Wherever the string "this" occurs in a line of these records, report that line.

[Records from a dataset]
--

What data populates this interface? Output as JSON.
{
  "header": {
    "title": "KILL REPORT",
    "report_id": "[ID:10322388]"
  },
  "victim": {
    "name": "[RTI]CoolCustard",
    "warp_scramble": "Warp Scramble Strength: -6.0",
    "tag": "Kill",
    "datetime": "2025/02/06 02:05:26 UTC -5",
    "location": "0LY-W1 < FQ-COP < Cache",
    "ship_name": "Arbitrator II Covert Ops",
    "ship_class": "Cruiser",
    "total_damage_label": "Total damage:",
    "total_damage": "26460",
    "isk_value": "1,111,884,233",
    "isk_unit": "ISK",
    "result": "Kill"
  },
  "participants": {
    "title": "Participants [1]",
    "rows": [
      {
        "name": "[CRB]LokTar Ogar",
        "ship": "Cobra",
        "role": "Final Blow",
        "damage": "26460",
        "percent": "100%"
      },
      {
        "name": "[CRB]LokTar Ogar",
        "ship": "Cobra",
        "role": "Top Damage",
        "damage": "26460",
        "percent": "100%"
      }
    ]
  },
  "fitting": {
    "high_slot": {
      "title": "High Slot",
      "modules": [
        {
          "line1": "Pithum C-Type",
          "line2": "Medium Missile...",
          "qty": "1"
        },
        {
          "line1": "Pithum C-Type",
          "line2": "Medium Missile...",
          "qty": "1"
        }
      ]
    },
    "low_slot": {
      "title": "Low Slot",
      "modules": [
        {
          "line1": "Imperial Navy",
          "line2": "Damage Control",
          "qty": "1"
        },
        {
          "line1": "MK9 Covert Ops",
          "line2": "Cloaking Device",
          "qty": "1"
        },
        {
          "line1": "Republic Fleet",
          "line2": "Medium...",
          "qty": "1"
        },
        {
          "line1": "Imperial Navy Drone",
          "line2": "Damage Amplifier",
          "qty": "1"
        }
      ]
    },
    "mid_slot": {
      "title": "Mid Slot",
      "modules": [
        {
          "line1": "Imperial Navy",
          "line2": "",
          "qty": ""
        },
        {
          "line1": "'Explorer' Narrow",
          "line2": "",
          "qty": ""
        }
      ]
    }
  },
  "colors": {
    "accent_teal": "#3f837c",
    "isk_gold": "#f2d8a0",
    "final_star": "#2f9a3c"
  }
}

--

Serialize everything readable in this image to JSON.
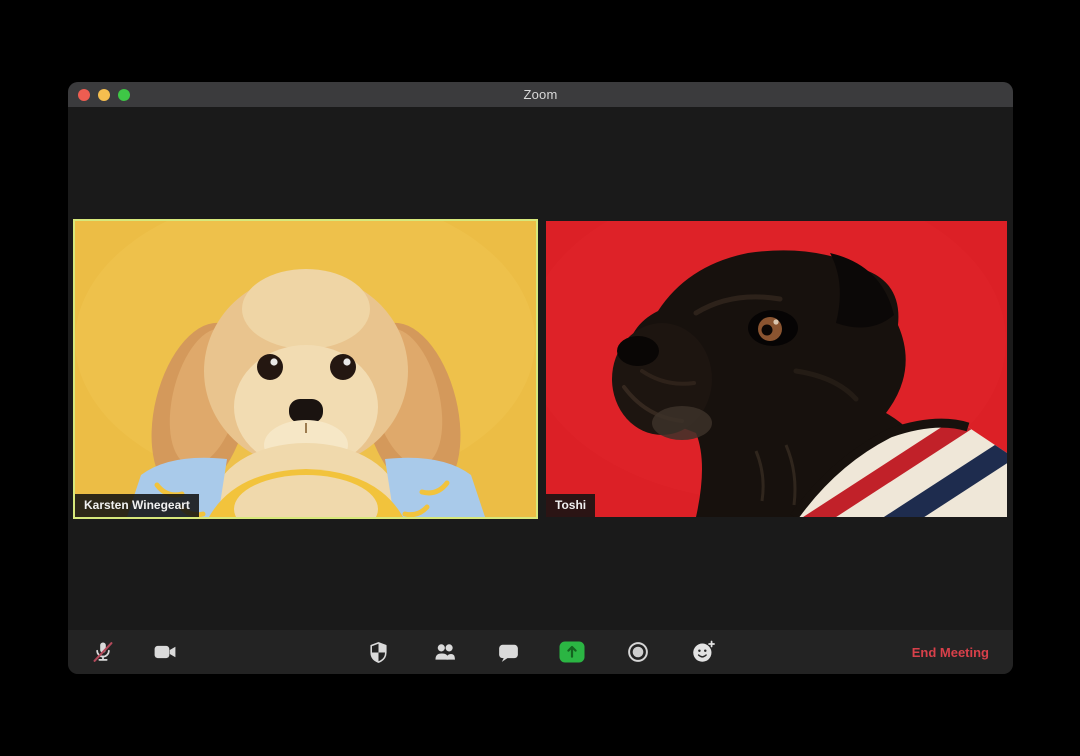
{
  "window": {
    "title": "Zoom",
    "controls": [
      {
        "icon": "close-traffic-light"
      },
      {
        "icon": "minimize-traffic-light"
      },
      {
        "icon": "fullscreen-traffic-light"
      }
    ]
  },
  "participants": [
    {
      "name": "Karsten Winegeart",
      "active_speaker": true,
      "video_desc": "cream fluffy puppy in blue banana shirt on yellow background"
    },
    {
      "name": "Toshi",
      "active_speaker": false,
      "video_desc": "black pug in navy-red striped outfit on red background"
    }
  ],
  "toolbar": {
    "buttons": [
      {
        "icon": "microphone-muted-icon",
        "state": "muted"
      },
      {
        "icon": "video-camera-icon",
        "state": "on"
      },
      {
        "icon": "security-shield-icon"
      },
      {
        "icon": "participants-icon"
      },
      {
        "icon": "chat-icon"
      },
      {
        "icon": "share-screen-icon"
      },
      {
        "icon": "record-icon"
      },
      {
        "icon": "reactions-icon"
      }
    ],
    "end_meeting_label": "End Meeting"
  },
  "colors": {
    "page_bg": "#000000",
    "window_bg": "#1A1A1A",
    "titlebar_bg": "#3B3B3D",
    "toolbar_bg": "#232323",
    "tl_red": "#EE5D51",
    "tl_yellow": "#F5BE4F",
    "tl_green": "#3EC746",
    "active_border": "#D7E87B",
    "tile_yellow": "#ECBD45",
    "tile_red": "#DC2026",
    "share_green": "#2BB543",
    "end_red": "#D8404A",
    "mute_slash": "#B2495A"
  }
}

--

# RESULT OF THE TASK
What data populates this interface? Output as JSON.
Serialize everything readable in this image to JSON.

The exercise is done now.